%%
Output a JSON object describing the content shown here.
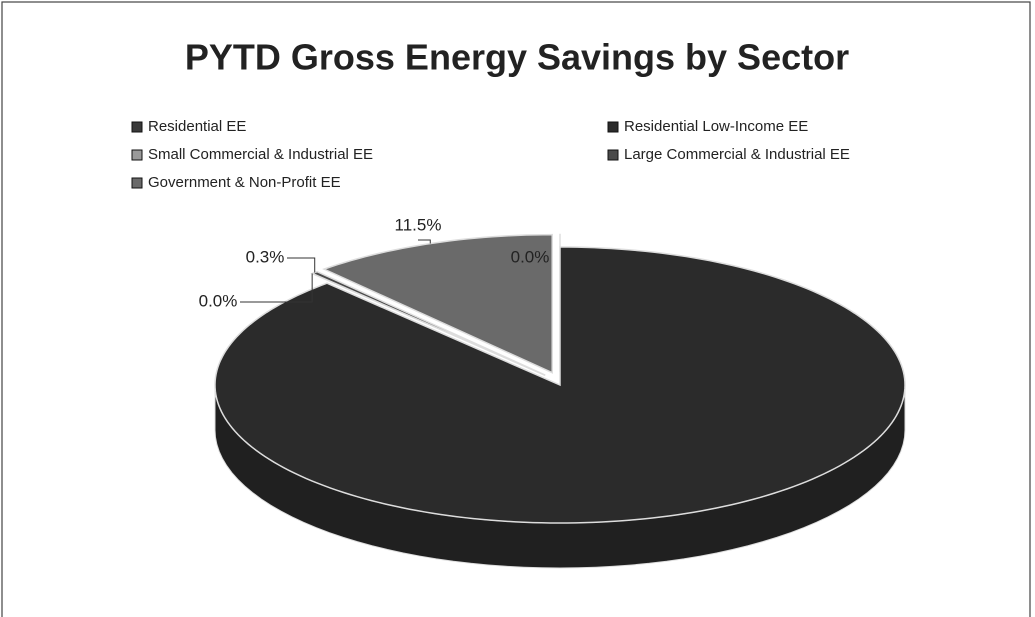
{
  "chart_data": {
    "type": "pie3d",
    "title": "PYTD Gross Energy Savings by Sector",
    "categories": [
      "Residential EE",
      "Residential Low-Income EE",
      "Small Commercial & Industrial EE",
      "Large Commercial & Industrial EE",
      "Government & Non-Profit EE"
    ],
    "values": [
      0.0,
      88.2,
      0.0,
      0.3,
      11.5
    ],
    "value_labels": [
      "0.0%",
      null,
      "0.0%",
      "0.3%",
      "11.5%"
    ],
    "colors": [
      "#3a3a3a",
      "#2b2b2b",
      "#9a9a9a",
      "#4a4a4a",
      "#6a6a6a"
    ],
    "legend": "top"
  }
}
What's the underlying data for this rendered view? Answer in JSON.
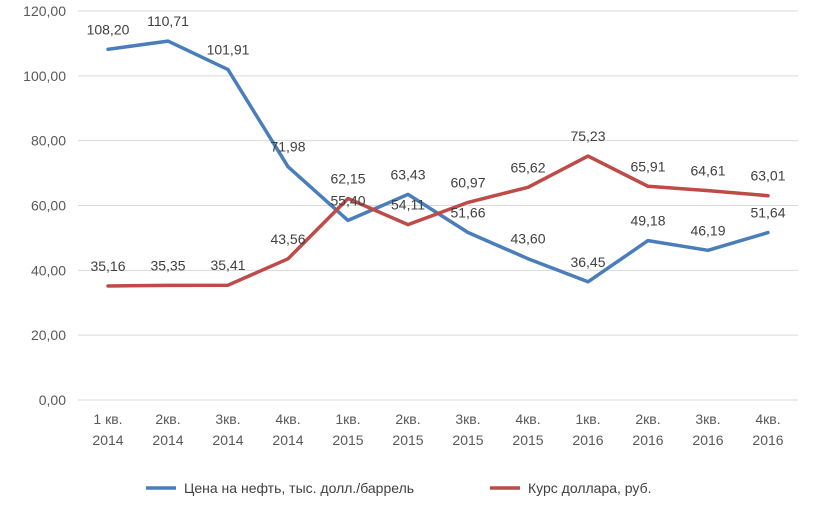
{
  "chart_data": {
    "type": "line",
    "title": "",
    "xlabel": "",
    "ylabel": "",
    "categories": [
      [
        "1 кв.",
        "2014"
      ],
      [
        "2кв.",
        "2014"
      ],
      [
        "3кв.",
        "2014"
      ],
      [
        "4кв.",
        "2014"
      ],
      [
        "1кв.",
        "2015"
      ],
      [
        "2кв.",
        "2015"
      ],
      [
        "3кв.",
        "2015"
      ],
      [
        "4кв.",
        "2015"
      ],
      [
        "1кв.",
        "2016"
      ],
      [
        "2кв.",
        "2016"
      ],
      [
        "3кв.",
        "2016"
      ],
      [
        "4кв.",
        "2016"
      ]
    ],
    "ylim": [
      0,
      120
    ],
    "yticks": [
      "0,00",
      "20,00",
      "40,00",
      "60,00",
      "80,00",
      "100,00",
      "120,00"
    ],
    "grid": true,
    "legend_position": "bottom",
    "series": [
      {
        "name": "Цена на нефть, тыс. долл./баррель",
        "color": "#4a7ebb",
        "values": [
          108.2,
          110.71,
          101.91,
          71.98,
          55.4,
          63.43,
          51.66,
          43.6,
          36.45,
          49.18,
          46.19,
          51.64
        ],
        "labels": [
          "108,20",
          "110,71",
          "101,91",
          "71,98",
          "55,40",
          "63,43",
          "51,66",
          "43,60",
          "36,45",
          "49,18",
          "46,19",
          "51,64"
        ]
      },
      {
        "name": "Курс доллара, руб.",
        "color": "#be4b48",
        "values": [
          35.16,
          35.35,
          35.41,
          43.56,
          62.15,
          54.11,
          60.97,
          65.62,
          75.23,
          65.91,
          64.61,
          63.01
        ],
        "labels": [
          "35,16",
          "35,35",
          "35,41",
          "43,56",
          "62,15",
          "54,11",
          "60,97",
          "65,62",
          "75,23",
          "65,91",
          "64,61",
          "63,01"
        ]
      }
    ]
  }
}
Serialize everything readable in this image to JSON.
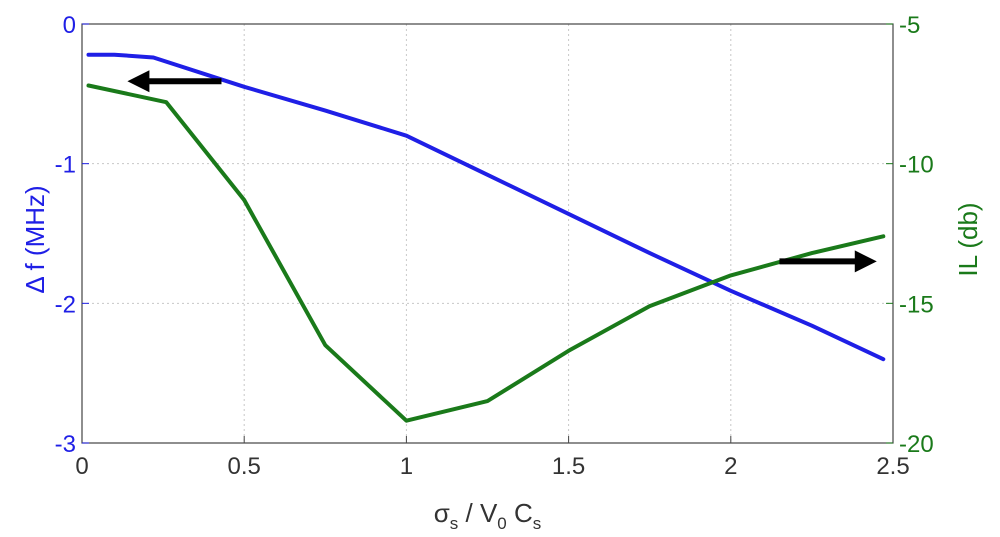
{
  "chart_data": {
    "type": "line",
    "title": "",
    "xlabel": {
      "sigma": "σ",
      "sigma_sub": "s",
      "slash": " / V",
      "v_sub": "0",
      "c": " C",
      "c_sub": "s"
    },
    "ylabel_left": "Δ  f  (MHz)",
    "ylabel_right": "IL  (db)",
    "xlim": [
      0,
      2.5
    ],
    "ylim_left": [
      -3,
      0
    ],
    "ylim_right": [
      -20,
      -5
    ],
    "xticks": [
      "0",
      "0.5",
      "1",
      "1.5",
      "2",
      "2.5"
    ],
    "xtick_values": [
      0,
      0.5,
      1,
      1.5,
      2,
      2.5
    ],
    "yticks_left": [
      "0",
      "-1",
      "-2",
      "-3"
    ],
    "ytick_values_left": [
      0,
      -1,
      -2,
      -3
    ],
    "yticks_right": [
      "-5",
      "-10",
      "-15",
      "-20"
    ],
    "ytick_values_right": [
      -5,
      -10,
      -15,
      -20
    ],
    "grid": true,
    "series": [
      {
        "axis": "left",
        "color": "#1f1fe6",
        "x": [
          0.02,
          0.1,
          0.22,
          0.5,
          0.75,
          1.0,
          1.25,
          1.5,
          1.75,
          2.0,
          2.25,
          2.47
        ],
        "y": [
          -0.22,
          -0.22,
          -0.24,
          -0.45,
          -0.62,
          -0.8,
          -1.08,
          -1.36,
          -1.64,
          -1.91,
          -2.16,
          -2.4
        ]
      },
      {
        "axis": "right",
        "color": "#1a7a1a",
        "x": [
          0.02,
          0.26,
          0.5,
          0.75,
          1.0,
          1.25,
          1.5,
          1.75,
          2.0,
          2.25,
          2.47
        ],
        "y": [
          -7.2,
          -7.8,
          -11.3,
          -16.5,
          -19.2,
          -18.5,
          -16.7,
          -15.1,
          -14.0,
          -13.2,
          -12.6
        ]
      }
    ],
    "annotations": [
      {
        "type": "arrow",
        "direction": "left",
        "points_to_axis": "left",
        "from": [
          0.43,
          -0.41
        ],
        "to": [
          0.14,
          -0.41
        ]
      },
      {
        "type": "arrow",
        "direction": "right",
        "points_to_axis": "right",
        "from": [
          2.15,
          -13.5
        ],
        "to": [
          2.45,
          -13.5
        ]
      }
    ],
    "colors": {
      "left_axis": "#1f1fe6",
      "right_axis": "#1a7a1a",
      "arrow": "#000000"
    }
  }
}
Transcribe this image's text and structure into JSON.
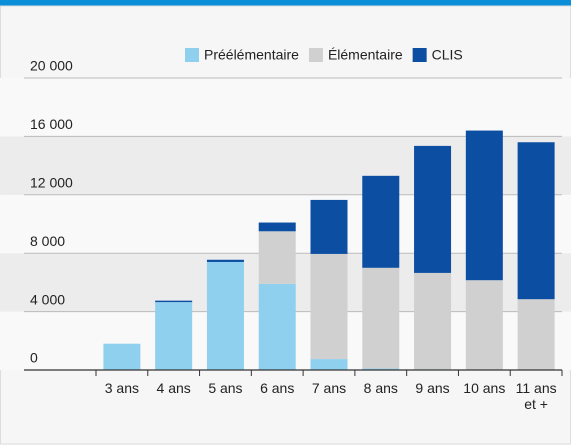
{
  "chart_data": {
    "type": "stacked_bar",
    "categories": [
      "3 ans",
      "4 ans",
      "5 ans",
      "6 ans",
      "7 ans",
      "8 ans",
      "9 ans",
      "10 ans",
      "11 ans et +"
    ],
    "series": [
      {
        "name": "Préélémentaire",
        "color": "#8fd0ef",
        "values": [
          1800,
          4650,
          7400,
          5900,
          750,
          100,
          50,
          0,
          0
        ]
      },
      {
        "name": "Élémentaire",
        "color": "#d0d0d0",
        "values": [
          0,
          0,
          0,
          3600,
          7200,
          6900,
          6600,
          6150,
          4850
        ]
      },
      {
        "name": "CLIS",
        "color": "#0c4ea2",
        "values": [
          0,
          100,
          150,
          600,
          3700,
          6300,
          8700,
          10250,
          10750
        ]
      }
    ],
    "ylim": [
      0,
      20000
    ],
    "yticks": [
      0,
      {
        "value": 4000,
        "label": "4 000"
      },
      {
        "value": 8000,
        "label": "8 000"
      },
      {
        "value": 12000,
        "label": "12 000"
      },
      {
        "value": 16000,
        "label": "16 000"
      },
      {
        "value": 20000,
        "label": "20 000"
      }
    ],
    "grid": true,
    "legend": "top"
  }
}
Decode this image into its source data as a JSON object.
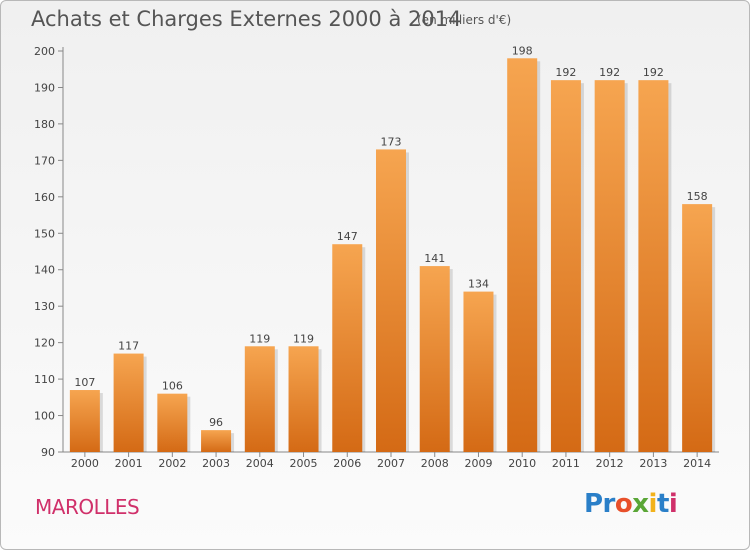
{
  "header": {
    "title": "Achats et Charges Externes 2000 à 2014",
    "unit": "(en milliers d'€)"
  },
  "footer": {
    "commune": "MAROLLES",
    "logo": [
      "Pr",
      "o",
      "x",
      "i",
      "t",
      "i"
    ]
  },
  "colors": {
    "bar_light": "#f6a550",
    "bar_dark": "#d46a15",
    "commune": "#d0306a",
    "text": "#555555"
  },
  "chart_data": {
    "type": "bar",
    "title": "Achats et Charges Externes 2000 à 2014",
    "subtitle": "(en milliers d'€)",
    "categories": [
      "2000",
      "2001",
      "2002",
      "2003",
      "2004",
      "2005",
      "2006",
      "2007",
      "2008",
      "2009",
      "2010",
      "2011",
      "2012",
      "2013",
      "2014"
    ],
    "values": [
      107,
      117,
      106,
      96,
      119,
      119,
      147,
      173,
      141,
      134,
      198,
      192,
      192,
      192,
      158
    ],
    "ylim": [
      90,
      200
    ],
    "yticks": [
      90,
      100,
      110,
      120,
      130,
      140,
      150,
      160,
      170,
      180,
      190,
      200
    ],
    "grid": false,
    "data_labels": true
  }
}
%%
▶ [OBJECTIVE]: Lines that hold "type" are the ones to copy; find all of them.

▶ [SOLUTION]:
    "type": "pie3d",
    "type": "line",
    "type": "line",
        "type": "arrow",
        "type": "arrow",
    "type": "stacked_bar",
    "type": "bar",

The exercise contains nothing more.